— start RECORDS TO USE —
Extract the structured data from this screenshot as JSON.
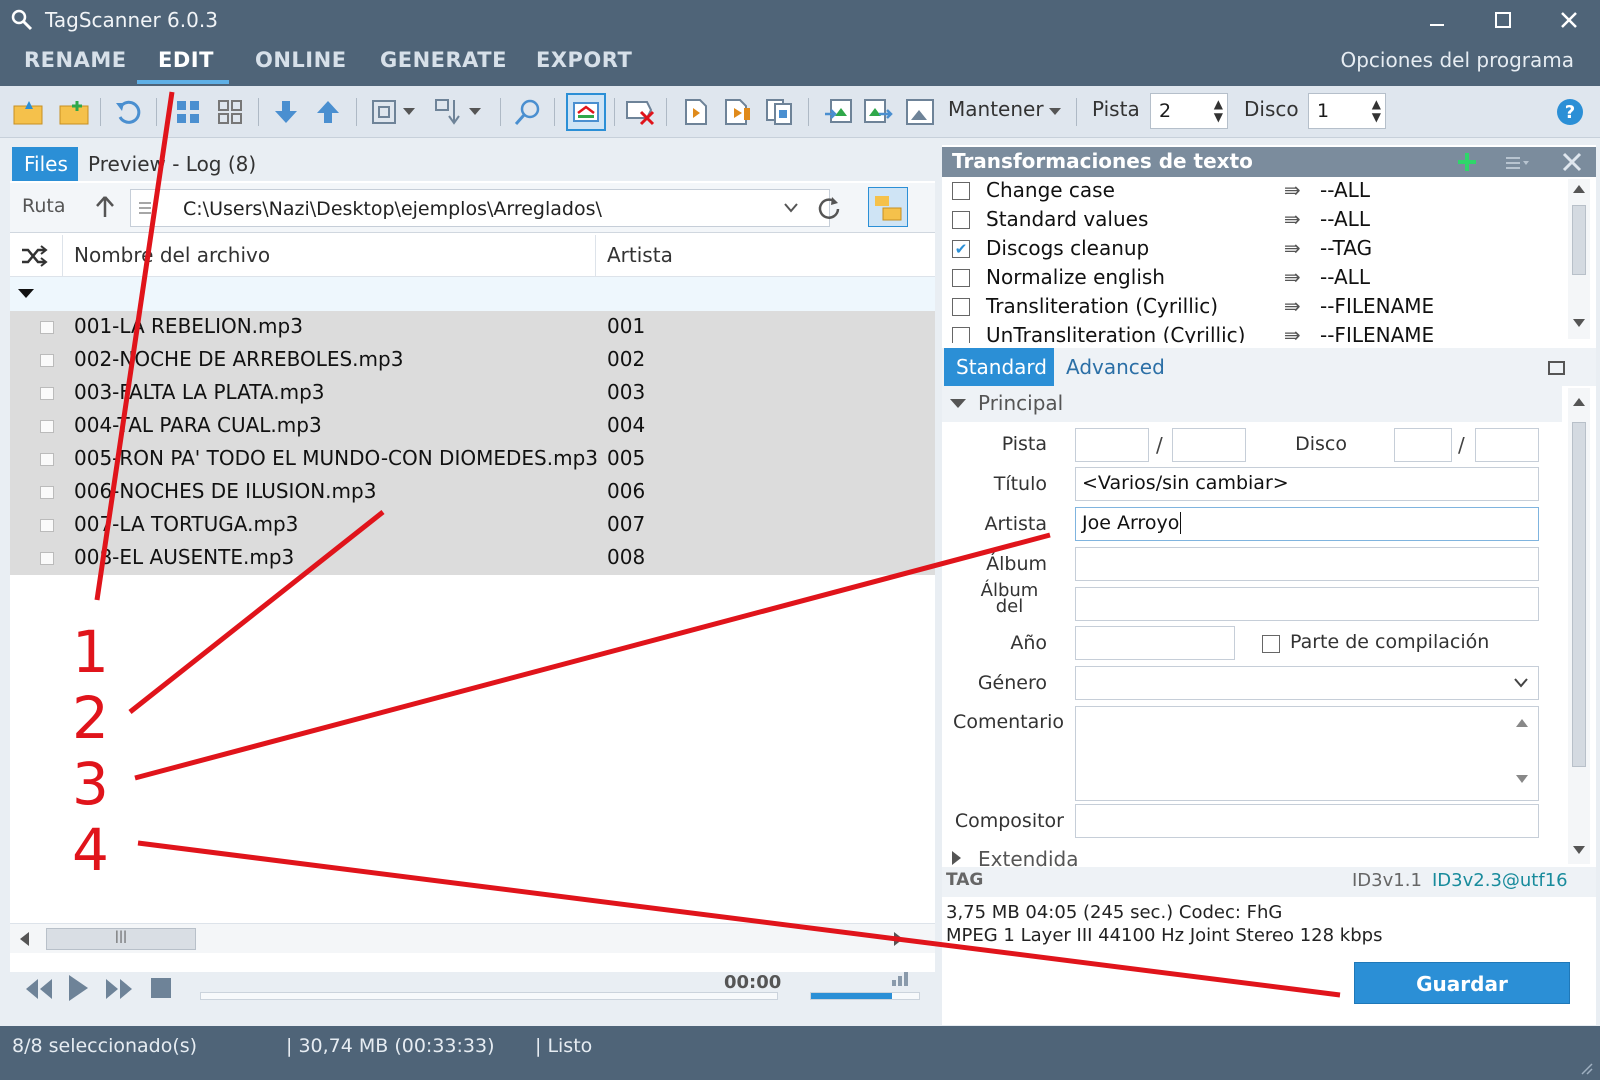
{
  "app": {
    "title": "TagScanner 6.0.3"
  },
  "menu": {
    "items": [
      "RENAME",
      "EDIT",
      "ONLINE",
      "GENERATE",
      "EXPORT"
    ],
    "options_label": "Opciones del programa"
  },
  "toolbar": {
    "keep_label": "Mantener",
    "track_label": "Pista",
    "track_value": "2",
    "disc_label": "Disco",
    "disc_value": "1"
  },
  "left_tabs": {
    "files": "Files",
    "preview_log": "Preview - Log (8)"
  },
  "path": {
    "label": "Ruta",
    "value": "C:\\Users\\Nazi\\Desktop\\ejemplos\\Arreglados\\"
  },
  "columns": {
    "filename": "Nombre del archivo",
    "artist": "Artista"
  },
  "files": [
    {
      "name": "001-LA REBELION.mp3",
      "artist": "001"
    },
    {
      "name": "002-NOCHE DE ARREBOLES.mp3",
      "artist": "002"
    },
    {
      "name": "003-FALTA LA PLATA.mp3",
      "artist": "003"
    },
    {
      "name": "004-TAL PARA CUAL.mp3",
      "artist": "004"
    },
    {
      "name": "005-RON PA' TODO EL MUNDO-CON DIOMEDES.mp3",
      "artist": "005"
    },
    {
      "name": "006-NOCHES DE ILUSION.mp3",
      "artist": "006"
    },
    {
      "name": "007-LA TORTUGA.mp3",
      "artist": "007"
    },
    {
      "name": "008-EL AUSENTE.mp3",
      "artist": "008"
    }
  ],
  "player": {
    "time": "00:00",
    "progress": 0,
    "volume": 0.75
  },
  "transformations": {
    "title": "Transformaciones de texto",
    "items": [
      {
        "name": "Change case",
        "scope": "--ALL",
        "checked": false
      },
      {
        "name": "Standard values",
        "scope": "--ALL",
        "checked": false
      },
      {
        "name": "Discogs cleanup",
        "scope": "--TAG",
        "checked": true
      },
      {
        "name": "Normalize english",
        "scope": "--ALL",
        "checked": false
      },
      {
        "name": "Transliteration (Cyrillic)",
        "scope": "--FILENAME",
        "checked": false
      },
      {
        "name": "UnTransliteration (Cyrillic)",
        "scope": "--FILENAME",
        "checked": false
      }
    ]
  },
  "editor": {
    "tab_standard": "Standard",
    "tab_advanced": "Advanced",
    "section_principal": "Principal",
    "section_extended": "Extendida",
    "labels": {
      "track": "Pista",
      "disc": "Disco",
      "title": "Título",
      "artist": "Artista",
      "album": "Álbum",
      "album_artist": "Álbum del",
      "year": "Año",
      "compilation": "Parte de compilación",
      "genre": "Género",
      "comment": "Comentario",
      "composer": "Compositor"
    },
    "values": {
      "title": "<Varios/sin cambiar>",
      "artist": "Joe Arroyo"
    },
    "slash": "/"
  },
  "tag": {
    "label": "TAG",
    "v1": "ID3v1.1",
    "v2": "ID3v2.3@utf16",
    "info1": "3,75 MB  04:05 (245 sec.)  Codec: FhG",
    "info2": "MPEG 1 Layer III  44100 Hz  Joint Stereo  128 kbps"
  },
  "save_label": "Guardar",
  "status": {
    "selected": "8/8 seleccionado(s)",
    "size": "| 30,74 MB (00:33:33)",
    "state": "| Listo"
  },
  "annotations": [
    "1",
    "2",
    "3",
    "4"
  ],
  "colors": {
    "accent": "#2b8fd6",
    "chrome": "#4f6478",
    "annotation": "#e0141b"
  }
}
— end RECORDS TO USE —
WHAT YOU ARE ASKED TO DO ▸ Working from the entries above, return all lines that contain "Cyrillic".

THE RESPONSE ▸
        "name": "Transliteration (Cyrillic)",
        "name": "UnTransliteration (Cyrillic)",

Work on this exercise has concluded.